WHAT IS REQUIRED —
Copy out all the entries word for word.

RECORDED DATA —
◇ ◇ ◇ ◇
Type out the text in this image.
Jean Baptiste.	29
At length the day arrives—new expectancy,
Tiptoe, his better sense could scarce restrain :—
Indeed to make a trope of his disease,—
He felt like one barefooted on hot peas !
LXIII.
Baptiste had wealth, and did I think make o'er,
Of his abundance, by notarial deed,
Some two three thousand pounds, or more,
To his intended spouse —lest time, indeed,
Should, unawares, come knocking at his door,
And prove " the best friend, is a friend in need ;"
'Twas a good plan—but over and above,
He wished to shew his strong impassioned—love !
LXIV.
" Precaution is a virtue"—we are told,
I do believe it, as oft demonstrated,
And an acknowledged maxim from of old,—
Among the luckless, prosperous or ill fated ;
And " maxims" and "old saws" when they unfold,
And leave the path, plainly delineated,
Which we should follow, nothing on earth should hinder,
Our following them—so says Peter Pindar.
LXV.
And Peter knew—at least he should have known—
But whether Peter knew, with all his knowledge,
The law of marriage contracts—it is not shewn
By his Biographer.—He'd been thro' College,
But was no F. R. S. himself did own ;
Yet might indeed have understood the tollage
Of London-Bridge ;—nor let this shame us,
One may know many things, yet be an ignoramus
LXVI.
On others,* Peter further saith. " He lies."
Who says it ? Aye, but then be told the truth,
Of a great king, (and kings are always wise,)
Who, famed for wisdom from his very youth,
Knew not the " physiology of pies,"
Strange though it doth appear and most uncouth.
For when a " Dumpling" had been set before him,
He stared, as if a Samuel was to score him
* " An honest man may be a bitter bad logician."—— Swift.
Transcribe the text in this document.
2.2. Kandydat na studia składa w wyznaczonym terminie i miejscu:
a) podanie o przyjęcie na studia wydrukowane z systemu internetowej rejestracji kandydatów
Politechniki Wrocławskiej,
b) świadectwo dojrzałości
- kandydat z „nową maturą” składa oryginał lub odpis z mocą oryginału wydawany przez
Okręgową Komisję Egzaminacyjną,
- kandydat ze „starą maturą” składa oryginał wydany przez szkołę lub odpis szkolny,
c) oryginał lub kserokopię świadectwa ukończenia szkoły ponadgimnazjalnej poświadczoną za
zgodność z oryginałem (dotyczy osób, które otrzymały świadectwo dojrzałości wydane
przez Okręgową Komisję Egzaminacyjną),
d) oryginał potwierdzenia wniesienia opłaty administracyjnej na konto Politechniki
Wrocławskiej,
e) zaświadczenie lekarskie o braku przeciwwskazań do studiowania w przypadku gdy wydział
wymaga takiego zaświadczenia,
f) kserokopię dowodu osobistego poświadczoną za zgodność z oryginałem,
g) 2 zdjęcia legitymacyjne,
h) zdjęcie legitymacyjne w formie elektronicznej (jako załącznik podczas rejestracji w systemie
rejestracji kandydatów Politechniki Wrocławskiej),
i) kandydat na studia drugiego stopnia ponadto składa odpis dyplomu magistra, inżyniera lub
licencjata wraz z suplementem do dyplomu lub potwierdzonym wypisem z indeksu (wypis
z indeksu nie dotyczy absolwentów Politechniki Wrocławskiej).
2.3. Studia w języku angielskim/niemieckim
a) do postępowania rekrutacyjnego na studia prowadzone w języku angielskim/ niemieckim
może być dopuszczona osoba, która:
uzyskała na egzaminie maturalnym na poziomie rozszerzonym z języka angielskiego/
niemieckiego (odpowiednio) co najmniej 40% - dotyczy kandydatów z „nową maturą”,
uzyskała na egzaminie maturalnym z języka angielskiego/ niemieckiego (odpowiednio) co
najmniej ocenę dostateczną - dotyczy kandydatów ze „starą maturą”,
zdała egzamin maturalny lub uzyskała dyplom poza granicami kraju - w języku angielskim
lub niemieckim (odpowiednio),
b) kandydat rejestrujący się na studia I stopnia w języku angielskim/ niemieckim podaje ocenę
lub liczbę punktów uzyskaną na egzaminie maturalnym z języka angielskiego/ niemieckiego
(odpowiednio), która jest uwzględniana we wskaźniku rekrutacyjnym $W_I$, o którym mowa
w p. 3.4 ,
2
◇ ◇ ◇ ◇
TASK RESULT —
Type out the text in this image.
Jean Baptiste.	29
At length the day arrives—new expectancy,
Tiptoe, his better sense could scarce restrain :—
Indeed to make a trope of his disease,—
He felt like one barefooted on hot peas !
LXIII.
Baptiste had wealth, and did I think make o'er,
Of his abundance, by notarial deed,
Some two three thousand pounds, or more,
To his intended spouse —lest time, indeed,
Should, unawares, come knocking at his door,
And prove " the best friend, is a friend in need ;"
'Twas a good plan—but over and above,
He wished to shew his strong impassioned—love !
LXIV.
" Precaution is a virtue"—we are told,
I do believe it, as oft demonstrated,
And an acknowledged maxim from of old,—
Among the luckless, prosperous or ill fated ;
And " maxims" and "old saws" when they unfold,
And leave the path, plainly delineated,
Which we should follow, nothing on earth should hinder,
Our following them—so says Peter Pindar.
LXV.
And Peter knew—at least he should have known—
But whether Peter knew, with all his knowledge,
The law of marriage contracts—it is not shewn
By his Biographer.—He'd been thro' College,
But was no F. R. S. himself did own ;
Yet might indeed have understood the tollage
Of London-Bridge ;—nor let this shame us,
One may know many things, yet be an ignoramus
LXVI.
On others,* Peter further saith. " He lies."
Who says it ? Aye, but then be told the truth,
Of a great king, (and kings are always wise,)
Who, famed for wisdom from his very youth,
Knew not the " physiology of pies,"
Strange though it doth appear and most uncouth.
For when a " Dumpling" had been set before him,
He stared, as if a Samuel was to score him
* " An honest man may be a bitter bad logician."—— Swift.
Transcribe the text in this document.
2.2. Kandydat na studia składa w wyznaczonym terminie i miejscu:
a) podanie o przyjęcie na studia wydrukowane z systemu internetowej rejestracji kandydatów
Politechniki Wrocławskiej,
b) świadectwo dojrzałości
- kandydat z „nową maturą” składa oryginał lub odpis z mocą oryginału wydawany przez
Okręgową Komisję Egzaminacyjną,
- kandydat ze „starą maturą” składa oryginał wydany przez szkołę lub odpis szkolny,
c) oryginał lub kserokopię świadectwa ukończenia szkoły ponadgimnazjalnej poświadczoną za
zgodność z oryginałem (dotyczy osób, które otrzymały świadectwo dojrzałości wydane
przez Okręgową Komisję Egzaminacyjną),
d) oryginał potwierdzenia wniesienia opłaty administracyjnej na konto Politechniki
Wrocławskiej,
e) zaświadczenie lekarskie o braku przeciwwskazań do studiowania w przypadku gdy wydział
wymaga takiego zaświadczenia,
f) kserokopię dowodu osobistego poświadczoną za zgodność z oryginałem,
g) 2 zdjęcia legitymacyjne,
h) zdjęcie legitymacyjne w formie elektronicznej (jako załącznik podczas rejestracji w systemie
rejestracji kandydatów Politechniki Wrocławskiej),
i) kandydat na studia drugiego stopnia ponadto składa odpis dyplomu magistra, inżyniera lub
licencjata wraz z suplementem do dyplomu lub potwierdzonym wypisem z indeksu (wypis
z indeksu nie dotyczy absolwentów Politechniki Wrocławskiej).
2.3. Studia w języku angielskim/niemieckim
a) do postępowania rekrutacyjnego na studia prowadzone w języku angielskim/ niemieckim
może być dopuszczona osoba, która:
uzyskała na egzaminie maturalnym na poziomie rozszerzonym z języka angielskiego/
niemieckiego (odpowiednio) co najmniej 40% - dotyczy kandydatów z „nową maturą”,
uzyskała na egzaminie maturalnym z języka angielskiego/ niemieckiego (odpowiednio) co
najmniej ocenę dostateczną - dotyczy kandydatów ze „starą maturą”,
zdała egzamin maturalny lub uzyskała dyplom poza granicami kraju - w języku angielskim
lub niemieckim (odpowiednio),
b) kandydat rejestrujący się na studia I stopnia w języku angielskim/ niemieckim podaje ocenę
lub liczbę punktów uzyskaną na egzaminie maturalnym z języka angielskiego/ niemieckiego
(odpowiednio), która jest uwzględniana we wskaźniku rekrutacyjnym $W_I$, o którym mowa
w p. 3.4 ,
2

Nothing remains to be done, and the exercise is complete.